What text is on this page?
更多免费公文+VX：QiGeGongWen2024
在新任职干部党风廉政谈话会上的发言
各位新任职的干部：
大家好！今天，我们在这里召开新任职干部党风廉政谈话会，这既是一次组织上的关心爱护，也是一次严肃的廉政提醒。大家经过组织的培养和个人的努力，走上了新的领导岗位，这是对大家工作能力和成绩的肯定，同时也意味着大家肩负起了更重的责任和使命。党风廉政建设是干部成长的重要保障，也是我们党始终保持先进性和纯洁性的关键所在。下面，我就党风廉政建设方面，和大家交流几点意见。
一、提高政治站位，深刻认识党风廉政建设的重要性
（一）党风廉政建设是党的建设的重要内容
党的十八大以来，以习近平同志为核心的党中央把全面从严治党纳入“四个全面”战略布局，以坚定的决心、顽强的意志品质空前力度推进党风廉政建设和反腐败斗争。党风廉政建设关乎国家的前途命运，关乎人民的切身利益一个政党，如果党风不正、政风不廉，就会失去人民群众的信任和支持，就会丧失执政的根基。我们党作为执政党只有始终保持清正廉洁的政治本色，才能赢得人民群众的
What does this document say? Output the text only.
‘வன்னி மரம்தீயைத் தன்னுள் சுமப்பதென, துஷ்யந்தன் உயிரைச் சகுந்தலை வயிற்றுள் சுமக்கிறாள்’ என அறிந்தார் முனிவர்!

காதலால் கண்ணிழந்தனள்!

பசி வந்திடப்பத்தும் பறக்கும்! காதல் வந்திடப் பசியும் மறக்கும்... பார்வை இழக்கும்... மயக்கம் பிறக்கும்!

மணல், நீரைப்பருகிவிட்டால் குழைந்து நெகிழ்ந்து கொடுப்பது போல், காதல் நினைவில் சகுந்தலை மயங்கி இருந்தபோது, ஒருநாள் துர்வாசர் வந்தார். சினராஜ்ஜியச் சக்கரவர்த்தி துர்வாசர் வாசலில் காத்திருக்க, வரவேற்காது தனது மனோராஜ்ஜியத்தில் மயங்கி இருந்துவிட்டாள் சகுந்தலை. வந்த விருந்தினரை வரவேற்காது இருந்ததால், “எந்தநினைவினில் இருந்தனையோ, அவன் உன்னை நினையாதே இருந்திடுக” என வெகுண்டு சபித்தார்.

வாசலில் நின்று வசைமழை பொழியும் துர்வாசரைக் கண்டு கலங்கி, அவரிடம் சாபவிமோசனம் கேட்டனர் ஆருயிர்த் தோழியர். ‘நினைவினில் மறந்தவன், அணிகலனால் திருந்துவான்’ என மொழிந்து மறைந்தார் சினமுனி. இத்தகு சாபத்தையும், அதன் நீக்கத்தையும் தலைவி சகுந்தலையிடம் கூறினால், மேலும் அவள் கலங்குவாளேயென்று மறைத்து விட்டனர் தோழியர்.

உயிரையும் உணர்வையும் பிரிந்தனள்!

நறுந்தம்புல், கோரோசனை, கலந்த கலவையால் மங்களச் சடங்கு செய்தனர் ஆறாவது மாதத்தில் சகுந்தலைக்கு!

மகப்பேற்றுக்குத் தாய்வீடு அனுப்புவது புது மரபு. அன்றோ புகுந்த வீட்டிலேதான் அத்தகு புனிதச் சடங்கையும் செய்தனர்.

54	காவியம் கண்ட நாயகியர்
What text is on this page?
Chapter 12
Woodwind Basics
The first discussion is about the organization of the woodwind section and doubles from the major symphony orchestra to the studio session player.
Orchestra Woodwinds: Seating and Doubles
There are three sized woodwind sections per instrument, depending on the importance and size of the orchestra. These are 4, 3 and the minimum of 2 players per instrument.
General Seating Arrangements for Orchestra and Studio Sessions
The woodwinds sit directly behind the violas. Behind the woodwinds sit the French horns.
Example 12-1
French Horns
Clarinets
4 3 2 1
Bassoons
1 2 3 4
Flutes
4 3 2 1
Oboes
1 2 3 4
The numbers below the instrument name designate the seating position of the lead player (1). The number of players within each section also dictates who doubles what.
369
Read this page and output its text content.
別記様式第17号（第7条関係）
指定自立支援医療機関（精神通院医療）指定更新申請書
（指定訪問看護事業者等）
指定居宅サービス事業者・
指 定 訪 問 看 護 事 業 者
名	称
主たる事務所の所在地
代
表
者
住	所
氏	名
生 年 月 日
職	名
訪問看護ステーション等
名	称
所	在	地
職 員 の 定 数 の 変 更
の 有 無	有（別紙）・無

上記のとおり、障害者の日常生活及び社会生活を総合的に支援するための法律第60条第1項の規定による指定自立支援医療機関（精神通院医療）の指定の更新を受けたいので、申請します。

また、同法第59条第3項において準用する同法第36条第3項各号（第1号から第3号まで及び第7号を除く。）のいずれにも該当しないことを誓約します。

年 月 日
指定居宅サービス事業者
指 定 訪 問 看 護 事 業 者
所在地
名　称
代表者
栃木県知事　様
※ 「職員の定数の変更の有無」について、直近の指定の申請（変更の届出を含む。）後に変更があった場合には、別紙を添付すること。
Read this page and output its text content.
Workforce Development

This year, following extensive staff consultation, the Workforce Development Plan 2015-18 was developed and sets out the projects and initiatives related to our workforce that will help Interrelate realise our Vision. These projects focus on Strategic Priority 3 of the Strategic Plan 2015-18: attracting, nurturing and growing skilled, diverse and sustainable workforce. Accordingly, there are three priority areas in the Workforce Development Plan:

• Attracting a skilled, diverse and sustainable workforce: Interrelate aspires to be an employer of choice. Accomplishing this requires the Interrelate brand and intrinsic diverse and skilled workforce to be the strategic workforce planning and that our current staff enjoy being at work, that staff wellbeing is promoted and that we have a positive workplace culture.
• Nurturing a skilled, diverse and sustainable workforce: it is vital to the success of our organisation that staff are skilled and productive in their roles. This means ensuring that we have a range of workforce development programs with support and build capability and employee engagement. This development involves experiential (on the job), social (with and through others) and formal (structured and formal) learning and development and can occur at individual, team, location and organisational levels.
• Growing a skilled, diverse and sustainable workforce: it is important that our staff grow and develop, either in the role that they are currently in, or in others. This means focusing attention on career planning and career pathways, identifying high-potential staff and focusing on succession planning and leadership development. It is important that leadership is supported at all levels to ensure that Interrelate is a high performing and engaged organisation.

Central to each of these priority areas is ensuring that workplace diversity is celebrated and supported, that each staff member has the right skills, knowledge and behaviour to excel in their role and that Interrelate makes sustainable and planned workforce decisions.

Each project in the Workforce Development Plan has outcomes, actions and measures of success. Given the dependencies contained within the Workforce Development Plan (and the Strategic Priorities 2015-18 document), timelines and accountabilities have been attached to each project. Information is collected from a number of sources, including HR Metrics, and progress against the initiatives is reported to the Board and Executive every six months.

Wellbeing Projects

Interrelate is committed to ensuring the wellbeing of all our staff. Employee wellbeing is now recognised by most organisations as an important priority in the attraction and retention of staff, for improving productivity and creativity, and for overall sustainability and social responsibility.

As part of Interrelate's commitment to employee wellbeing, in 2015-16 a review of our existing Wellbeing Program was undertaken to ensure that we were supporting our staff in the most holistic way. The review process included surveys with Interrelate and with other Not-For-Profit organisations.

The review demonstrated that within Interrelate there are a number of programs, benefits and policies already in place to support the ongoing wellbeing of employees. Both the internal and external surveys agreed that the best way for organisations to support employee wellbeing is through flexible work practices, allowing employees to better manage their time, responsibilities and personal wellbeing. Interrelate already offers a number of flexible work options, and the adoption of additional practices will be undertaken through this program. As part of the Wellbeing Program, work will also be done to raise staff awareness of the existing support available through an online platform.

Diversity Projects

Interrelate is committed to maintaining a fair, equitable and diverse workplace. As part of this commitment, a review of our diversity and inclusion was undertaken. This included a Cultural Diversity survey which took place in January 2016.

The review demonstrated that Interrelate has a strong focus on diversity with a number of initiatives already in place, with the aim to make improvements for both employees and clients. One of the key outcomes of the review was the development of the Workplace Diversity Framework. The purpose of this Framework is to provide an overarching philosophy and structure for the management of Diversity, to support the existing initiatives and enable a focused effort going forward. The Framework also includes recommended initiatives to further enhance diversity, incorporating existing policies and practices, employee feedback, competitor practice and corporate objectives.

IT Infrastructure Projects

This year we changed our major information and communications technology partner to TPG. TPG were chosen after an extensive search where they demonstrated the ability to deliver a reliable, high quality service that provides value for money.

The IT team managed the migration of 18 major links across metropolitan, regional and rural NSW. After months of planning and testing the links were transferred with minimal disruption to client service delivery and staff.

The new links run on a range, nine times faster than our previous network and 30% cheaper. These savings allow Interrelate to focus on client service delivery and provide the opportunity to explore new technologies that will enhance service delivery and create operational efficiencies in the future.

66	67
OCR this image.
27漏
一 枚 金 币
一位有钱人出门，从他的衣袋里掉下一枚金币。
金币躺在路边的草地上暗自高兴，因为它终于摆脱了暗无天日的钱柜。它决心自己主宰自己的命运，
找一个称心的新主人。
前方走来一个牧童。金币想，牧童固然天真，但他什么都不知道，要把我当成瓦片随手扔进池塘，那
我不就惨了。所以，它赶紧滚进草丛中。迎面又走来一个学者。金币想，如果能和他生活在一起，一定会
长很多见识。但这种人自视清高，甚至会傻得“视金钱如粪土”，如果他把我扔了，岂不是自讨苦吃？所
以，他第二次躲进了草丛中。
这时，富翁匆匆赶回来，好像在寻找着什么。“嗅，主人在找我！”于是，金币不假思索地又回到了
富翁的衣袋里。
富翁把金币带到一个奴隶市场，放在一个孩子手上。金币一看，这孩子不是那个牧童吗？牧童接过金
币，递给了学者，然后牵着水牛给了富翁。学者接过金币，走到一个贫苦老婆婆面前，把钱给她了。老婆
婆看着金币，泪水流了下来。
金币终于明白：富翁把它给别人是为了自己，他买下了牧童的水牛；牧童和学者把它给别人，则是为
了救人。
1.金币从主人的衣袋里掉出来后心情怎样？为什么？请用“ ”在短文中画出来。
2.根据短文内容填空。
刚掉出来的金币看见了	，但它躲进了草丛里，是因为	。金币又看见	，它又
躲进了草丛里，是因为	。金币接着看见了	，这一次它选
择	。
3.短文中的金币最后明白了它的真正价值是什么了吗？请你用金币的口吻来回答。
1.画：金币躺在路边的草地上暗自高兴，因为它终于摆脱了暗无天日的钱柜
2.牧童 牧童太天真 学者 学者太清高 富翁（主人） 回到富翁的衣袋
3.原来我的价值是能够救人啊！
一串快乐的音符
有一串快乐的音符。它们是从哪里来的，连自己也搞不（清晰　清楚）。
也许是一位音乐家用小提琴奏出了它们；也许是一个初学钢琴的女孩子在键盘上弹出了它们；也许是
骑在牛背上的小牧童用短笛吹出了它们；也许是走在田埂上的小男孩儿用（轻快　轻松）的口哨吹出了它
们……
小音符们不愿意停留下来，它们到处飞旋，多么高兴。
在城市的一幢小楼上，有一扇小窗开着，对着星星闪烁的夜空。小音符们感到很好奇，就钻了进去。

[Exercise details]
Show the lines of the records that include the string "精神通院医療".

[Task solution]
指定自立支援医療機関（精神通院医療）指定更新申請書
上記のとおり、障害者の日常生活及び社会生活を総合的に支援するための法律第60条第1項の規定による指定自立支援医療機関（精神通院医療）の指定の更新を受けたいので、申請します。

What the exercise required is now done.